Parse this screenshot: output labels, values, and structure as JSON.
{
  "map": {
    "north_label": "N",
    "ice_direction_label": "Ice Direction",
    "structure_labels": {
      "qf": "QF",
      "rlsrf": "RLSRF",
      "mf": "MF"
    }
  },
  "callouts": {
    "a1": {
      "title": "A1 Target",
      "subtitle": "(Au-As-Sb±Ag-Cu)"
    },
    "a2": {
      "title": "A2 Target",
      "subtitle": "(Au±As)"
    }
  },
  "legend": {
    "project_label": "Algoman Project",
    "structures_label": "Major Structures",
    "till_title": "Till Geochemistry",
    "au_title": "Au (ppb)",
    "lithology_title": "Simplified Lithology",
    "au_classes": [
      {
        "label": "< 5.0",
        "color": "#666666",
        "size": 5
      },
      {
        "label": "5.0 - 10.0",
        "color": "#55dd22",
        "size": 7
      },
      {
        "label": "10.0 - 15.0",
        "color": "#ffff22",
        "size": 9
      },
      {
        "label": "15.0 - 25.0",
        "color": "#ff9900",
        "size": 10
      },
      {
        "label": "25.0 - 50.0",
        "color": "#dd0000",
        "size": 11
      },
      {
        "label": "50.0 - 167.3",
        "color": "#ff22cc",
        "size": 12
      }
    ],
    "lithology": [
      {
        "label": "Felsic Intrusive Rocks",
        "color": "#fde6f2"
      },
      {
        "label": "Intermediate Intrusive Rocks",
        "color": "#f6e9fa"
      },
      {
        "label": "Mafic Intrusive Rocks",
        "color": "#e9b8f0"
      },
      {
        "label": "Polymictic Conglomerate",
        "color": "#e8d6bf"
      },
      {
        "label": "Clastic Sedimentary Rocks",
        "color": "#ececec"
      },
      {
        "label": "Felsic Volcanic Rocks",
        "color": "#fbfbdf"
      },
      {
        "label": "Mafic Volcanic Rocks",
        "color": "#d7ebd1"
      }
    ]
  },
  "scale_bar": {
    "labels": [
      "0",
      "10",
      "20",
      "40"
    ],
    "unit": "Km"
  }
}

══════════════════════════════

→ **Exercise goal**: What is needed here is an exact reproduction of all the entries.

→ **Full solution**:
Parse this screenshot: output labels, values, and structure as JSON.
{
  "map": {
    "north_label": "N",
    "ice_direction_label": "Ice Direction",
    "structure_labels": {
      "qf": "QF",
      "rlsrf": "RLSRF",
      "mf": "MF"
    }
  },
  "callouts": {
    "a1": {
      "title": "A1 Target",
      "subtitle": "(Au-As-Sb±Ag-Cu)"
    },
    "a2": {
      "title": "A2 Target",
      "subtitle": "(Au±As)"
    }
  },
  "legend": {
    "project_label": "Algoman Project",
    "structures_label": "Major Structures",
    "till_title": "Till Geochemistry",
    "au_title": "Au (ppb)",
    "lithology_title": "Simplified Lithology",
    "au_classes": [
      {
        "label": "< 5.0",
        "color": "#666666",
        "size": 5
      },
      {
        "label": "5.0 - 10.0",
        "color": "#55dd22",
        "size": 7
      },
      {
        "label": "10.0 - 15.0",
        "color": "#ffff22",
        "size": 9
      },
      {
        "label": "15.0 - 25.0",
        "color": "#ff9900",
        "size": 10
      },
      {
        "label": "25.0 - 50.0",
        "color": "#dd0000",
        "size": 11
      },
      {
        "label": "50.0 - 167.3",
        "color": "#ff22cc",
        "size": 12
      }
    ],
    "lithology": [
      {
        "label": "Felsic Intrusive Rocks",
        "color": "#fde6f2"
      },
      {
        "label": "Intermediate Intrusive Rocks",
        "color": "#f6e9fa"
      },
      {
        "label": "Mafic Intrusive Rocks",
        "color": "#e9b8f0"
      },
      {
        "label": "Polymictic Conglomerate",
        "color": "#e8d6bf"
      },
      {
        "label": "Clastic Sedimentary Rocks",
        "color": "#ececec"
      },
      {
        "label": "Felsic Volcanic Rocks",
        "color": "#fbfbdf"
      },
      {
        "label": "Mafic Volcanic Rocks",
        "color": "#d7ebd1"
      }
    ]
  },
  "scale_bar": {
    "labels": [
      "0",
      "10",
      "20",
      "40"
    ],
    "unit": "Km"
  }
}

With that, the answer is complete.